> Written instruction: Reproduce exactly the span of lines beginning at the one with "What's the underlying" and ending at the last line of the data below, omitting pictures.
[Records supplied start]
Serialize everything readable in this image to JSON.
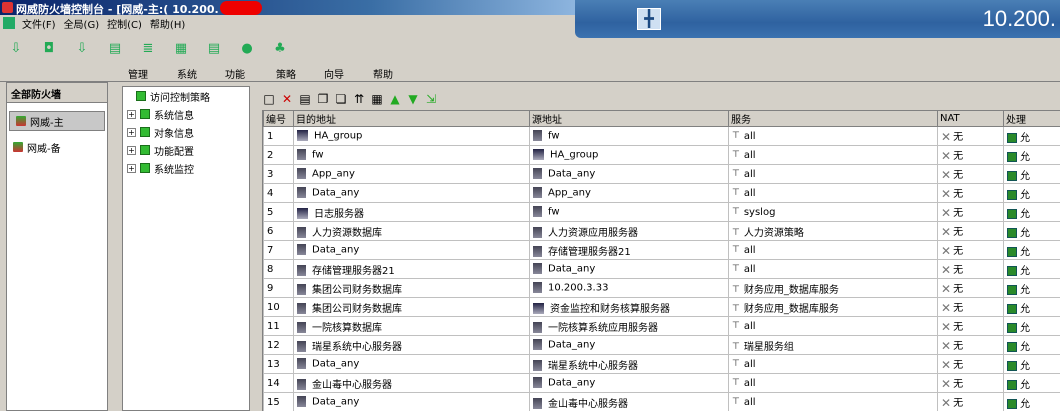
{
  "titlebar": {
    "text": "网威防火墙控制台 - [网威-主:( 10.200."
  },
  "remote_bar": {
    "ip": "10.200.",
    "pin_glyph": "╋"
  },
  "menu": [
    "文件(F)",
    "全局(G)",
    "控制(C)",
    "帮助(H)"
  ],
  "functions": [
    "管理",
    "系统",
    "功能",
    "策略",
    "向导",
    "帮助"
  ],
  "left_panel": {
    "title": "全部防火墙",
    "items": [
      "网威-主",
      "网威-备"
    ]
  },
  "tree": {
    "root": "访问控制策略",
    "nodes": [
      "系统信息",
      "对象信息",
      "功能配置",
      "系统监控"
    ]
  },
  "grid": {
    "headers": [
      "编号",
      "目的地址",
      "源地址",
      "服务",
      "NAT",
      "处理"
    ],
    "rows": [
      {
        "no": "1",
        "dst": "HA_group",
        "dst_icon": "group",
        "src": "fw",
        "src_icon": "host",
        "svc": "all",
        "nat": "无",
        "act": "允"
      },
      {
        "no": "2",
        "dst": "fw",
        "dst_icon": "host",
        "src": "HA_group",
        "src_icon": "group",
        "svc": "all",
        "nat": "无",
        "act": "允"
      },
      {
        "no": "3",
        "dst": "App_any",
        "dst_icon": "host",
        "src": "Data_any",
        "src_icon": "host",
        "svc": "all",
        "nat": "无",
        "act": "允"
      },
      {
        "no": "4",
        "dst": "Data_any",
        "dst_icon": "host",
        "src": "App_any",
        "src_icon": "host",
        "svc": "all",
        "nat": "无",
        "act": "允"
      },
      {
        "no": "5",
        "dst": "日志服务器",
        "dst_icon": "group",
        "src": "fw",
        "src_icon": "host",
        "svc": "syslog",
        "nat": "无",
        "act": "允"
      },
      {
        "no": "6",
        "dst": "人力资源数据库",
        "dst_icon": "host",
        "src": "人力资源应用服务器",
        "src_icon": "host",
        "svc": "人力资源策略",
        "nat": "无",
        "act": "允"
      },
      {
        "no": "7",
        "dst": "Data_any",
        "dst_icon": "host",
        "src": "存储管理服务器21",
        "src_icon": "host",
        "svc": "all",
        "nat": "无",
        "act": "允"
      },
      {
        "no": "8",
        "dst": "存储管理服务器21",
        "dst_icon": "host",
        "src": "Data_any",
        "src_icon": "host",
        "svc": "all",
        "nat": "无",
        "act": "允"
      },
      {
        "no": "9",
        "dst": "集团公司财务数据库",
        "dst_icon": "host",
        "src": "10.200.3.33",
        "src_icon": "host",
        "svc": "财务应用_数据库服务",
        "nat": "无",
        "act": "允"
      },
      {
        "no": "10",
        "dst": "集团公司财务数据库",
        "dst_icon": "host",
        "src": "资金监控和财务核算服务器",
        "src_icon": "group",
        "svc": "财务应用_数据库服务",
        "nat": "无",
        "act": "允"
      },
      {
        "no": "11",
        "dst": "一院核算数据库",
        "dst_icon": "host",
        "src": "一院核算系统应用服务器",
        "src_icon": "host",
        "svc": "all",
        "nat": "无",
        "act": "允"
      },
      {
        "no": "12",
        "dst": "瑞星系统中心服务器",
        "dst_icon": "host",
        "src": "Data_any",
        "src_icon": "host",
        "svc": "瑞星服务组",
        "nat": "无",
        "act": "允"
      },
      {
        "no": "13",
        "dst": "Data_any",
        "dst_icon": "host",
        "src": "瑞星系统中心服务器",
        "src_icon": "host",
        "svc": "all",
        "nat": "无",
        "act": "允"
      },
      {
        "no": "14",
        "dst": "金山毒中心服务器",
        "dst_icon": "host",
        "src": "Data_any",
        "src_icon": "host",
        "svc": "all",
        "nat": "无",
        "act": "允"
      },
      {
        "no": "15",
        "dst": "Data_any",
        "dst_icon": "host",
        "src": "金山毒中心服务器",
        "src_icon": "host",
        "svc": "all",
        "nat": "无",
        "act": "允"
      }
    ]
  }
}
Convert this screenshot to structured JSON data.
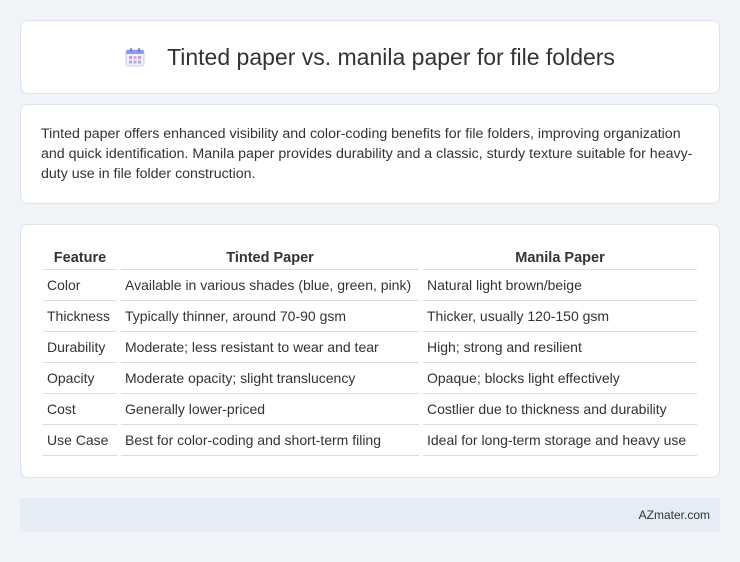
{
  "header": {
    "icon": "calendar-icon",
    "title": "Tinted paper vs. manila paper for file folders"
  },
  "description": "Tinted paper offers enhanced visibility and color-coding benefits for file folders, improving organization and quick identification. Manila paper provides durability and a classic, sturdy texture suitable for heavy-duty use in file folder construction.",
  "table": {
    "headers": [
      "Feature",
      "Tinted Paper",
      "Manila Paper"
    ],
    "rows": [
      [
        "Color",
        "Available in various shades (blue, green, pink)",
        "Natural light brown/beige"
      ],
      [
        "Thickness",
        "Typically thinner, around 70-90 gsm",
        "Thicker, usually 120-150 gsm"
      ],
      [
        "Durability",
        "Moderate; less resistant to wear and tear",
        "High; strong and resilient"
      ],
      [
        "Opacity",
        "Moderate opacity; slight translucency",
        "Opaque; blocks light effectively"
      ],
      [
        "Cost",
        "Generally lower-priced",
        "Costlier due to thickness and durability"
      ],
      [
        "Use Case",
        "Best for color-coding and short-term filing",
        "Ideal for long-term storage and heavy use"
      ]
    ]
  },
  "footer": {
    "brand": "AZmater.com"
  }
}
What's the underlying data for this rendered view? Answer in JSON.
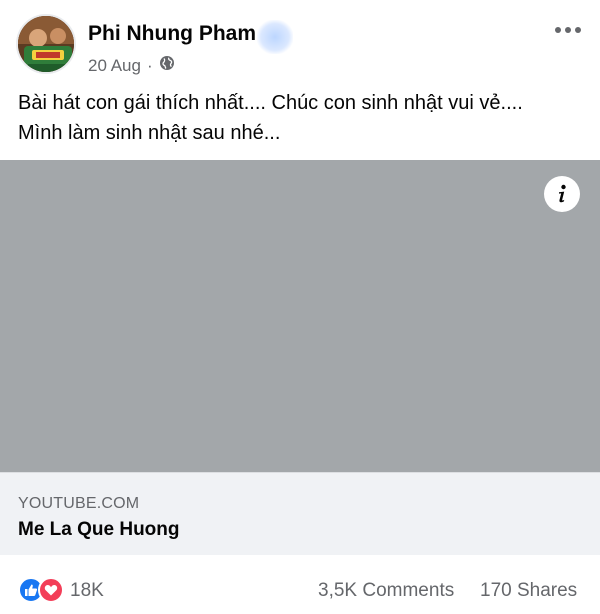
{
  "post": {
    "author_name": "Phi Nhung Pham",
    "date": "20 Aug",
    "separator": "·",
    "privacy_icon": "globe-icon",
    "text_line_1": "Bài hát con gái thích nhất.... Chúc con sinh nhật vui vẻ....",
    "text_line_2": "Mình làm sinh nhật sau nhé..."
  },
  "link_preview": {
    "domain": "YOUTUBE.COM",
    "title": "Me La Que Huong",
    "info_icon": "info-icon"
  },
  "engagement": {
    "reaction_icons": [
      "like-icon",
      "love-icon"
    ],
    "reaction_count": "18K",
    "comments": "3,5K Comments",
    "shares": "170 Shares"
  },
  "colors": {
    "like": "#1877f2",
    "love": "#f33e58",
    "media_placeholder": "#a3a7aa",
    "secondary_text": "#65676b"
  }
}
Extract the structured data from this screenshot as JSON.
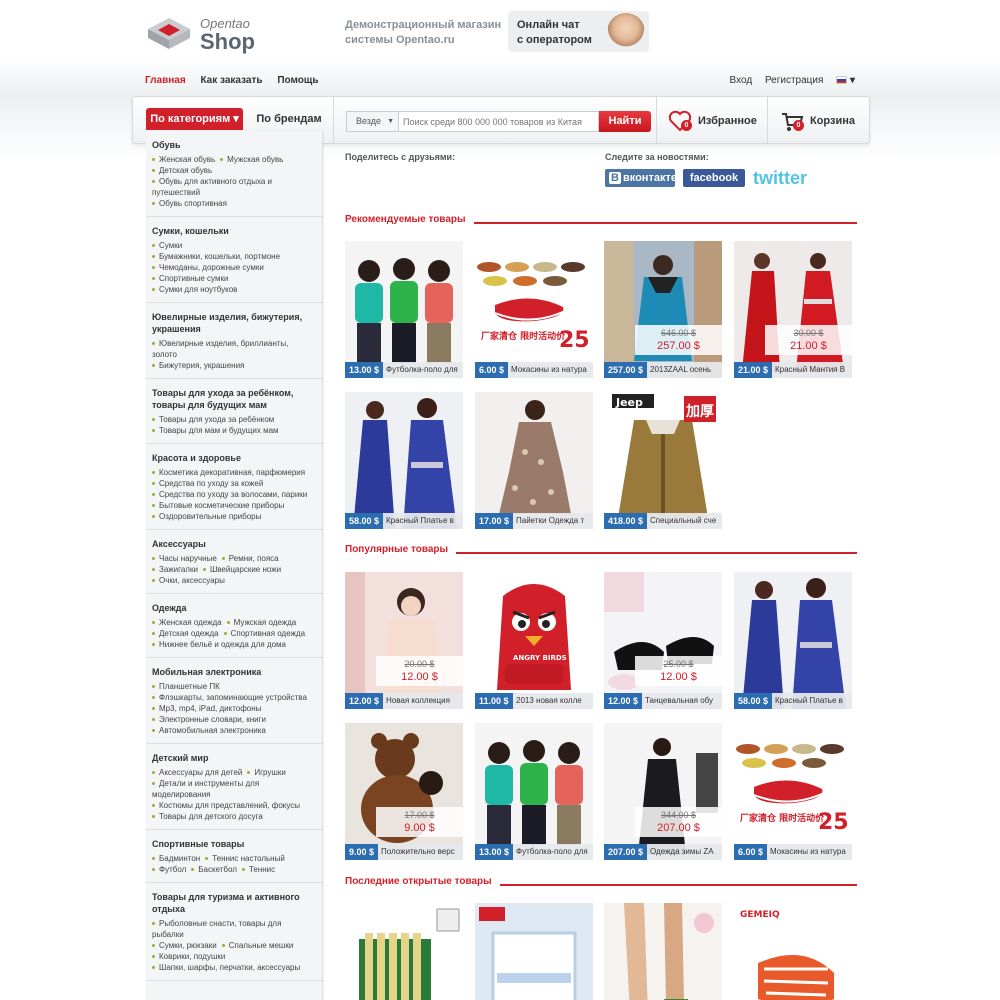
[Records supplied end]
> Exercise solution:
What's the underlying data for this rendered view? Answer in JSON.
{
  "post": {
    "author_name": "Phi Nhung Pham",
    "date": "20 Aug",
    "separator": "·",
    "privacy_icon": "globe-icon",
    "text_line_1": "Bài hát con gái thích nhất.... Chúc con sinh nhật vui vẻ....",
    "text_line_2": "Mình làm sinh nhật sau nhé..."
  },
  "link_preview": {
    "domain": "YOUTUBE.COM",
    "title": "Me La Que Huong",
    "info_icon": "info-icon"
  },
  "engagement": {
    "reaction_icons": [
      "like-icon",
      "love-icon"
    ],
    "reaction_count": "18K",
    "comments": "3,5K Comments",
    "shares": "170 Shares"
  },
  "colors": {
    "like": "#1877f2",
    "love": "#f33e58",
    "media_placeholder": "#a3a7aa",
    "secondary_text": "#65676b"
  }
}
Extract the structured data from this screenshot as JSON.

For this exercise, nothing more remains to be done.